** The exercise **
Produce an exact transcription of the listing below, omitting the pictures.

+++ Data provided +++

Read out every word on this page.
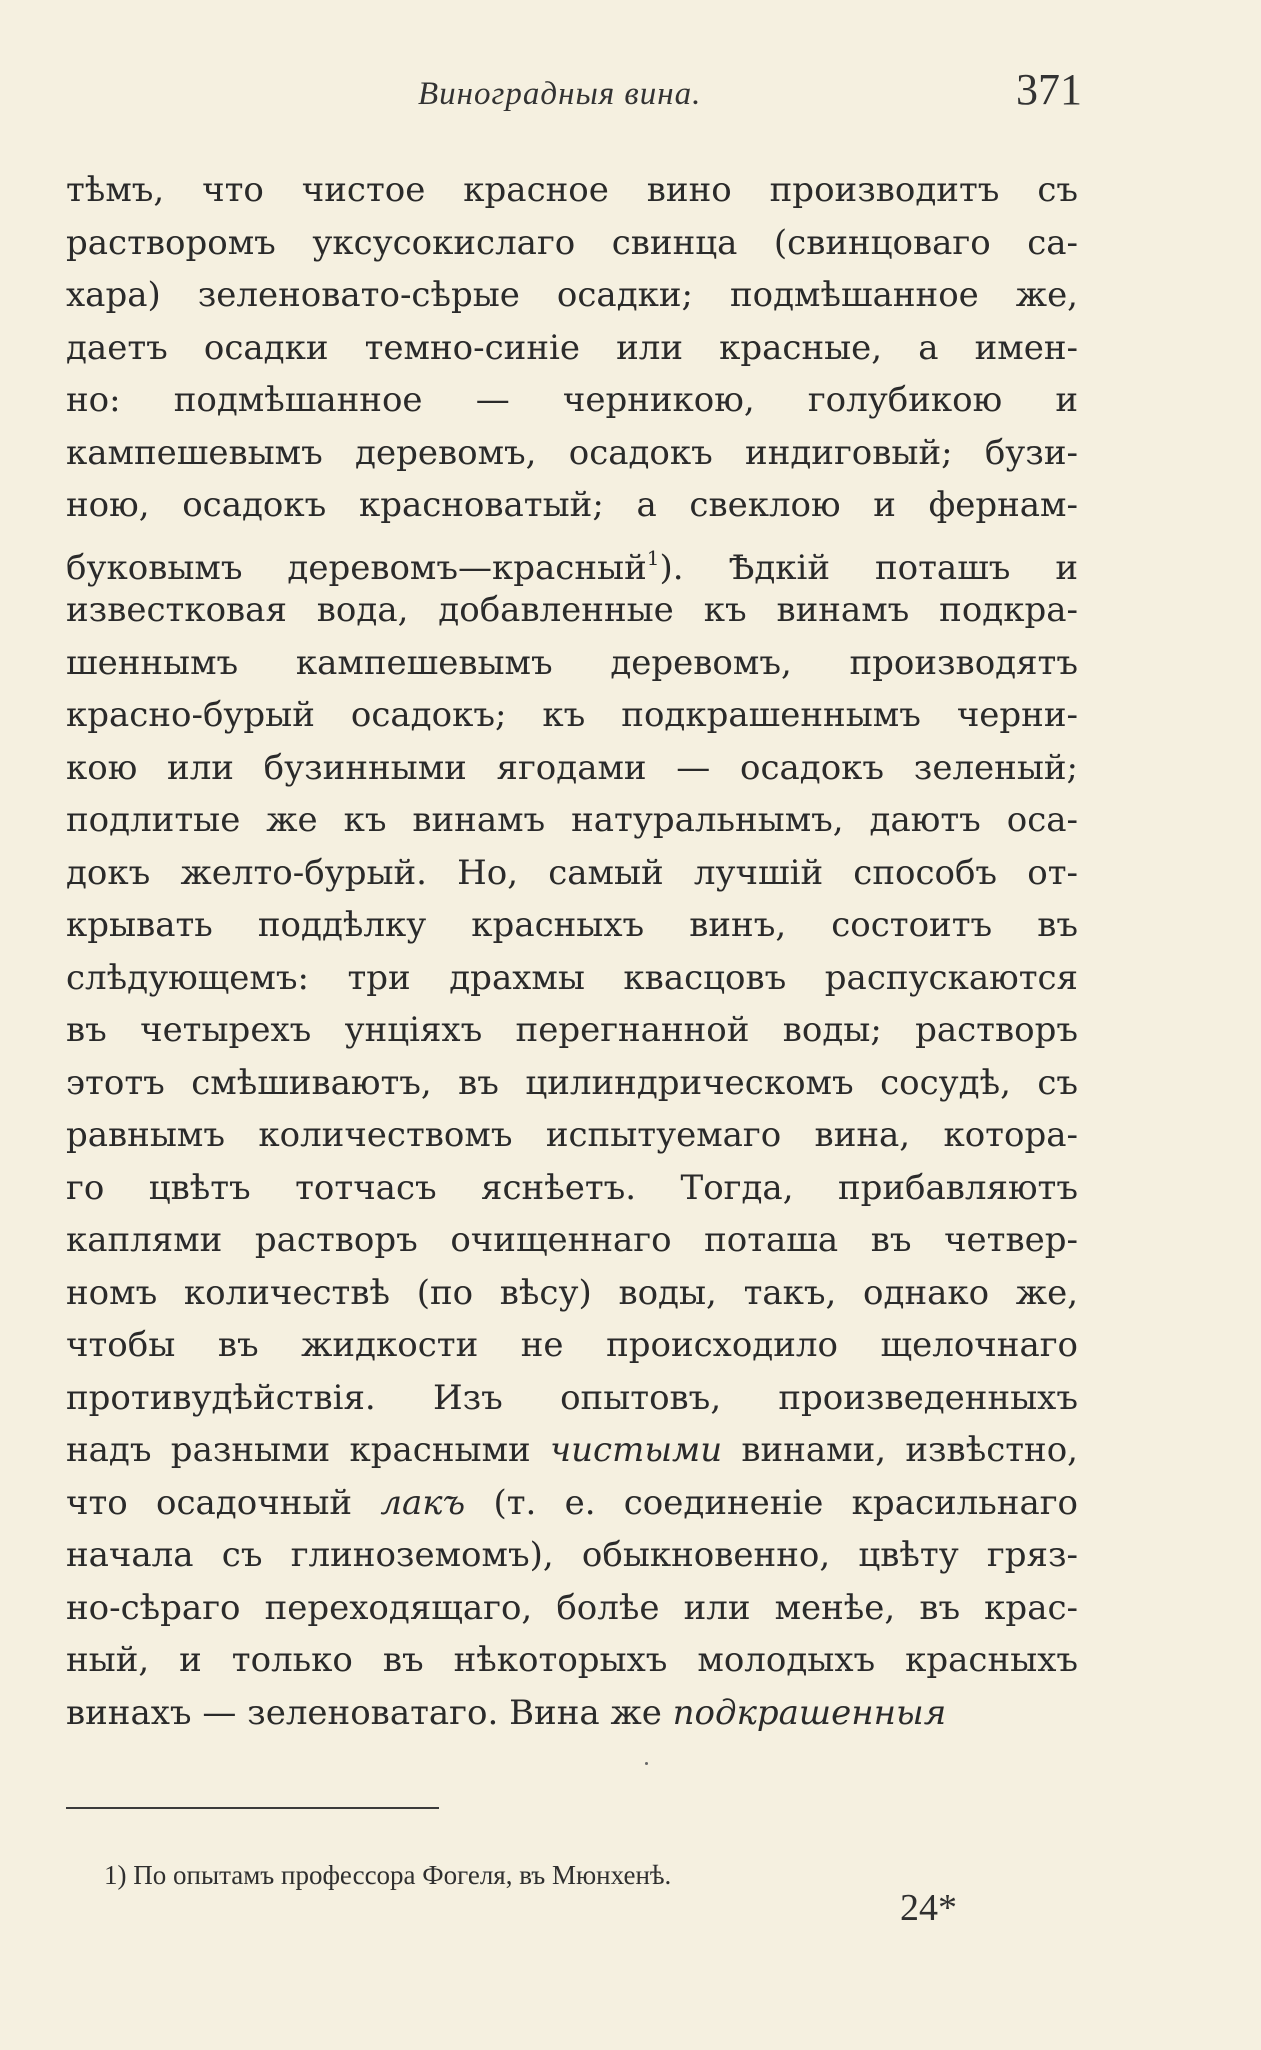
Виноградныя вина.	371
тѣмъ, что чистое красное вино производитъ съ
растворомъ уксусокислаго свинца (свинцоваго са-
хара) зеленовато-сѣрые осадки; подмѣшанное же,
даетъ осадки темно-синіе или красные, а имен-
но: подмѣшанное — черникою, голубикою и
кампешевымъ деревомъ, осадокъ индиговый; бузи-
ною, осадокъ красноватый; а свеклою и фернам-
буковымъ деревомъ—красный$^1$). Ѣдкій поташъ и
известковая вода, добавленные къ винамъ подкра-
шеннымъ кампешевымъ деревомъ, производятъ
красно-бурый осадокъ; къ подкрашеннымъ черни-
кою или бузинными ягодами — осадокъ зеленый;
подлитые же къ винамъ натуральнымъ, даютъ оса-
докъ желто-бурый. Но, самый лучшій способъ от-
крывать поддѣлку красныхъ винъ, состоитъ въ
слѣдующемъ: три драхмы квасцовъ распускаются
въ четырехъ унціяхъ перегнанной воды; растворъ
этотъ смѣшиваютъ, въ цилиндрическомъ сосудѣ, съ
равнымъ количествомъ испытуемаго вина, котора-
го цвѣтъ тотчасъ яснѣетъ. Тогда, прибавляютъ
каплями растворъ очищеннаго поташа въ четвер-
номъ количествѣ (по вѣсу) воды, такъ, однако же,
чтобы въ жидкости не происходило щелочнаго
противудѣйствія. Изъ опытовъ, произведенныхъ
надъ разными красными чистыми винами, извѣстно,
что осадочный лакъ (т. е. соединеніе красильнаго
начала съ глиноземомъ), обыкновенно, цвѣту гряз-
но-сѣраго переходящаго, болѣе или менѣе, въ крас-
ный, и только въ нѣкоторыхъ молодыхъ красныхъ
винахъ — зеленоватаго. Вина же подкрашенныя
1) По опытамъ профессора Фогеля, въ Мюнхенѣ.
24*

+++

** Exercise answer **
Read out every word on this page.
Виноградныя вина.	371
тѣмъ, что чистое красное вино производитъ съ
растворомъ уксусокислаго свинца (свинцоваго са-
хара) зеленовато-сѣрые осадки; подмѣшанное же,
даетъ осадки темно-синіе или красные, а имен-
но: подмѣшанное — черникою, голубикою и
кампешевымъ деревомъ, осадокъ индиговый; бузи-
ною, осадокъ красноватый; а свеклою и фернам-
буковымъ деревомъ—красный$^1$). Ѣдкій поташъ и
известковая вода, добавленные къ винамъ подкра-
шеннымъ кампешевымъ деревомъ, производятъ
красно-бурый осадокъ; къ подкрашеннымъ черни-
кою или бузинными ягодами — осадокъ зеленый;
подлитые же къ винамъ натуральнымъ, даютъ оса-
докъ желто-бурый. Но, самый лучшій способъ от-
крывать поддѣлку красныхъ винъ, состоитъ въ
слѣдующемъ: три драхмы квасцовъ распускаются
въ четырехъ унціяхъ перегнанной воды; растворъ
этотъ смѣшиваютъ, въ цилиндрическомъ сосудѣ, съ
равнымъ количествомъ испытуемаго вина, котора-
го цвѣтъ тотчасъ яснѣетъ. Тогда, прибавляютъ
каплями растворъ очищеннаго поташа въ четвер-
номъ количествѣ (по вѣсу) воды, такъ, однако же,
чтобы въ жидкости не происходило щелочнаго
противудѣйствія. Изъ опытовъ, произведенныхъ
надъ разными красными чистыми винами, извѣстно,
что осадочный лакъ (т. е. соединеніе красильнаго
начала съ глиноземомъ), обыкновенно, цвѣту гряз-
но-сѣраго переходящаго, болѣе или менѣе, въ крас-
ный, и только въ нѣкоторыхъ молодыхъ красныхъ
винахъ — зеленоватаго. Вина же подкрашенныя
1) По опытамъ профессора Фогеля, въ Мюнхенѣ.
24*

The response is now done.